** Start of DATA SECTION **

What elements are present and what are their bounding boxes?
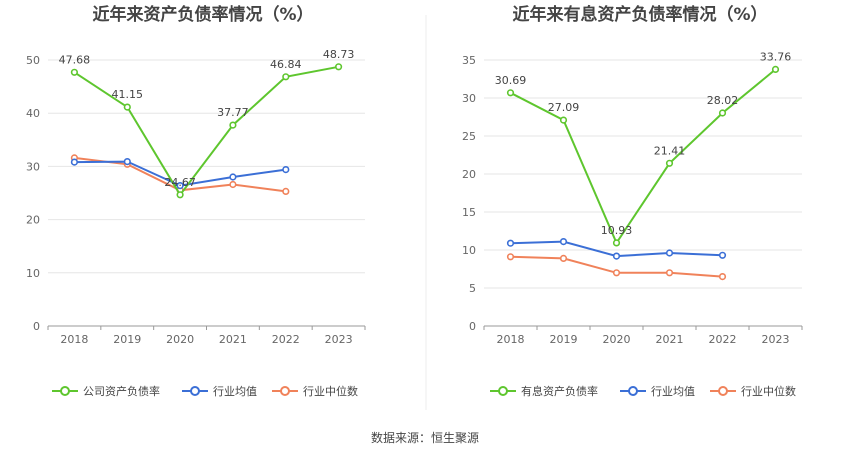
x-tick-label: 2019 — [550, 333, 578, 346]
chart-title: 近年来资产负债率情况（%） — [92, 4, 313, 25]
data-point-median[interactable] — [229, 180, 237, 189]
data-point-avg[interactable] — [282, 166, 290, 174]
legend-item-avg[interactable]: 行业均值 — [620, 385, 695, 398]
data-point-median[interactable] — [665, 269, 674, 277]
data-point-primary[interactable] — [282, 73, 290, 81]
legend-marker-icon — [280, 386, 290, 396]
y-tick-label: 10 — [462, 244, 476, 257]
data-point-primary[interactable] — [506, 89, 515, 97]
data-point-primary[interactable] — [176, 191, 184, 199]
data-point-primary[interactable] — [335, 63, 343, 71]
legend-marker-icon — [718, 386, 728, 396]
x-tick-label: 2023 — [762, 333, 790, 346]
data-point-avg[interactable] — [559, 238, 568, 246]
x-tick-label: 2018 — [60, 333, 88, 346]
chart-title: 近年来有息资产负债率情况（%） — [512, 4, 767, 25]
data-point-median[interactable] — [559, 254, 568, 262]
legend-marker-icon — [628, 386, 638, 396]
x-tick-label: 2020 — [166, 333, 194, 346]
data-label: 46.84 — [270, 58, 302, 71]
data-label: 47.68 — [59, 53, 91, 66]
y-tick-label: 20 — [26, 214, 40, 227]
x-tick-label: 2020 — [603, 333, 631, 346]
y-tick-label: 15 — [462, 206, 476, 219]
chart-debt-ratio: 近年来资产负债率情况（%） 0 10 20 30 40 50 2018 2019 2020 2021… — [26, 4, 366, 398]
data-label: 41.15 — [112, 88, 144, 101]
legend-item-median[interactable]: 行业中位数 — [272, 384, 358, 398]
data-point-median[interactable] — [506, 253, 515, 261]
data-label: 33.76 — [760, 50, 792, 63]
x-tick-label: 2022 — [272, 333, 300, 346]
y-tick-label: 5 — [469, 282, 476, 295]
y-tick-label: 25 — [462, 130, 476, 143]
data-point-primary[interactable] — [123, 103, 131, 111]
data-point-avg[interactable] — [612, 252, 621, 260]
legend-marker-icon — [498, 386, 508, 396]
data-label: 37.77 — [217, 106, 249, 119]
x-tick-label: 2019 — [113, 333, 141, 346]
data-point-avg[interactable] — [70, 158, 78, 166]
data-label: 27.09 — [548, 101, 580, 114]
data-point-primary[interactable] — [771, 65, 780, 73]
data-label: 30.69 — [495, 74, 527, 87]
data-label: 21.41 — [654, 144, 686, 157]
data-point-avg[interactable] — [506, 239, 515, 247]
data-point-avg[interactable] — [176, 182, 184, 190]
data-point-avg[interactable] — [665, 249, 674, 257]
series-line-primary — [510, 68, 777, 245]
legend-item-avg[interactable]: 行业均值 — [182, 385, 257, 398]
x-tick-label: 2023 — [325, 333, 353, 346]
legend-label: 行业中位数 — [303, 384, 358, 398]
data-point-avg[interactable] — [718, 251, 727, 259]
legend-label: 有息资产负债率 — [521, 384, 598, 398]
legend-item-primary[interactable]: 有息资产负债率 — [490, 384, 598, 398]
y-tick-label: 30 — [26, 160, 40, 173]
x-tick-label: 2021 — [219, 333, 247, 346]
data-point-primary[interactable] — [612, 239, 621, 247]
y-tick-label: 35 — [462, 54, 476, 67]
data-point-primary[interactable] — [559, 116, 568, 124]
y-tick-label: 50 — [26, 54, 40, 67]
y-tick-label: 10 — [26, 267, 40, 280]
data-label: 28.02 — [707, 94, 739, 107]
y-tick-label: 0 — [33, 320, 40, 333]
data-point-avg[interactable] — [123, 158, 131, 166]
data-point-median[interactable] — [612, 269, 621, 277]
data-point-avg[interactable] — [229, 173, 237, 181]
data-label: 10.93 — [601, 224, 633, 237]
data-label: 24.67 — [164, 176, 196, 189]
x-tick-label: 2022 — [709, 333, 737, 346]
legend-marker-icon — [190, 386, 200, 396]
x-tick-label: 2021 — [656, 333, 684, 346]
legend-item-median[interactable]: 行业中位数 — [710, 384, 796, 398]
legend-label: 行业中位数 — [741, 384, 796, 398]
y-tick-label: 20 — [462, 168, 476, 181]
legend-marker-icon — [60, 386, 70, 396]
legend-label: 行业均值 — [213, 385, 257, 398]
legend-label: 行业均值 — [651, 385, 695, 398]
data-label: 48.73 — [323, 48, 355, 61]
chart-interest-debt-ratio: 近年来有息资产负债率情况（%） 0 5 10 15 20 25 30 35 2018 2019 202… — [462, 4, 803, 398]
x-tick-label: 2018 — [497, 333, 525, 346]
data-point-primary[interactable] — [718, 109, 727, 117]
data-point-primary[interactable] — [229, 121, 237, 129]
data-source: 数据来源：恒生聚源 — [371, 430, 479, 445]
y-tick-label: 30 — [462, 92, 476, 105]
legend-label: 公司资产负债率 — [83, 384, 160, 398]
data-point-primary[interactable] — [665, 159, 674, 167]
legend-item-primary[interactable]: 公司资产负债率 — [52, 384, 160, 398]
series-line-primary — [73, 65, 339, 197]
data-point-median[interactable] — [718, 273, 727, 281]
y-tick-label: 0 — [469, 320, 476, 333]
data-point-median[interactable] — [282, 187, 290, 195]
y-tick-label: 40 — [26, 107, 40, 120]
data-point-primary[interactable] — [70, 68, 78, 76]
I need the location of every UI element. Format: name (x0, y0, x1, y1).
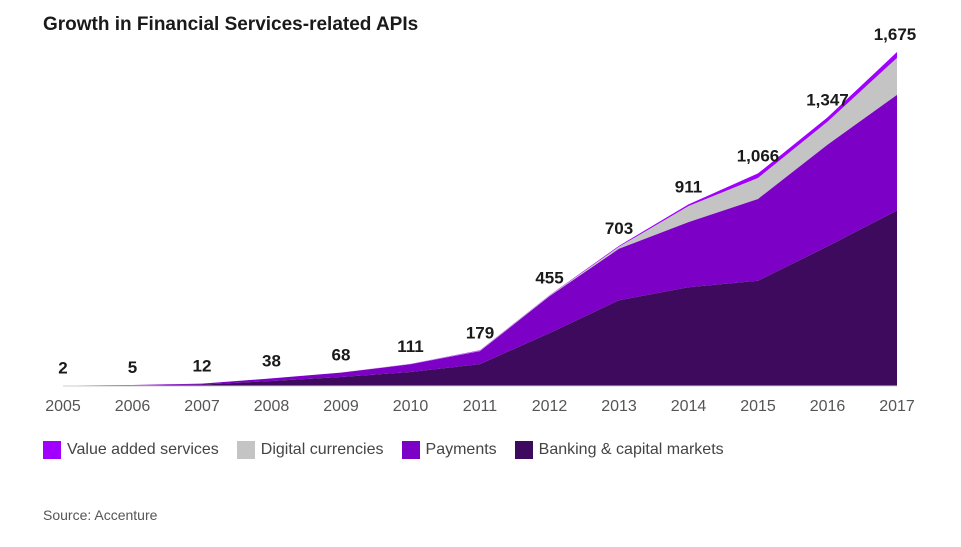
x-tick-label: 2006 (115, 398, 151, 415)
legend: Value added services Digital currencies Pa… (43, 441, 742, 459)
total-label: 1,675 (874, 25, 917, 44)
total-label: 1,066 (737, 146, 780, 165)
total-label: 68 (332, 345, 351, 364)
total-labels: 2 5 12 38 68 111 179 455 703 911 1,066 1,347 1,675 (58, 25, 916, 378)
legend-label: Banking & capital markets (538, 441, 724, 458)
area-payments (63, 94, 897, 386)
x-tick-label: 2007 (184, 398, 220, 415)
legend-item: Digital currencies (236, 441, 384, 459)
x-tick-label: 2010 (393, 398, 429, 415)
total-label: 1,347 (806, 90, 849, 109)
stacked-area-chart: 2 5 12 38 68 111 179 455 703 911 1,066 1,347 1,675 2… (45, 25, 916, 415)
total-label: 455 (535, 268, 563, 287)
x-tick-label: 2008 (254, 398, 290, 415)
x-tick-label: 2005 (45, 398, 81, 415)
x-tick-label: 2009 (323, 398, 359, 415)
legend-swatch (514, 441, 533, 459)
x-tick-label: 2016 (810, 398, 846, 415)
legend-item: Banking & capital markets (514, 441, 724, 459)
legend-swatch (236, 441, 255, 459)
x-tick-label: 2015 (740, 398, 776, 415)
x-tick-label: 2014 (671, 398, 707, 415)
x-tick-label: 2012 (532, 398, 568, 415)
chart-title: Growth in Financial Services-related API… (43, 14, 419, 35)
legend-item: Value added services (43, 441, 219, 459)
legend-label: Payments (425, 441, 497, 458)
legend-label: Digital currencies (260, 441, 384, 458)
source-note: Source: Accenture (43, 507, 158, 523)
total-label: 2 (58, 359, 67, 378)
total-label: 911 (675, 177, 702, 196)
total-label: 111 (397, 337, 424, 356)
total-label: 179 (466, 323, 494, 342)
legend-swatch (43, 441, 61, 459)
x-tick-label: 2013 (601, 398, 637, 415)
area-banking-capital-markets (63, 210, 897, 386)
legend-label: Value added services (67, 441, 219, 458)
total-label: 703 (605, 219, 633, 238)
legend-item: Payments (401, 441, 497, 459)
area-layers (63, 51, 897, 387)
total-label: 12 (193, 357, 212, 376)
legend-swatch (401, 441, 420, 459)
total-label: 5 (128, 358, 137, 377)
x-axis-ticks: 2005 2006 2007 2008 2009 2010 2011 2012 2013 2014… (45, 398, 915, 415)
total-label: 38 (262, 351, 281, 370)
x-tick-label: 2011 (463, 398, 498, 415)
x-tick-label: 2017 (879, 398, 915, 415)
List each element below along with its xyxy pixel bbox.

** End of DATA SECTION **

## TASK TO COMPLETE
Find every line in the entries above that contains the word "title", and copy each of those lines.

## FULL SOLUTION
chart-title: 近年来资产负债率情况（%） — [92, 4, 313, 25]
chart-title: 近年来有息资产负债率情况（%） — [512, 4, 767, 25]
chart-title: Growth in Financial Services-related API… (43, 14, 419, 35)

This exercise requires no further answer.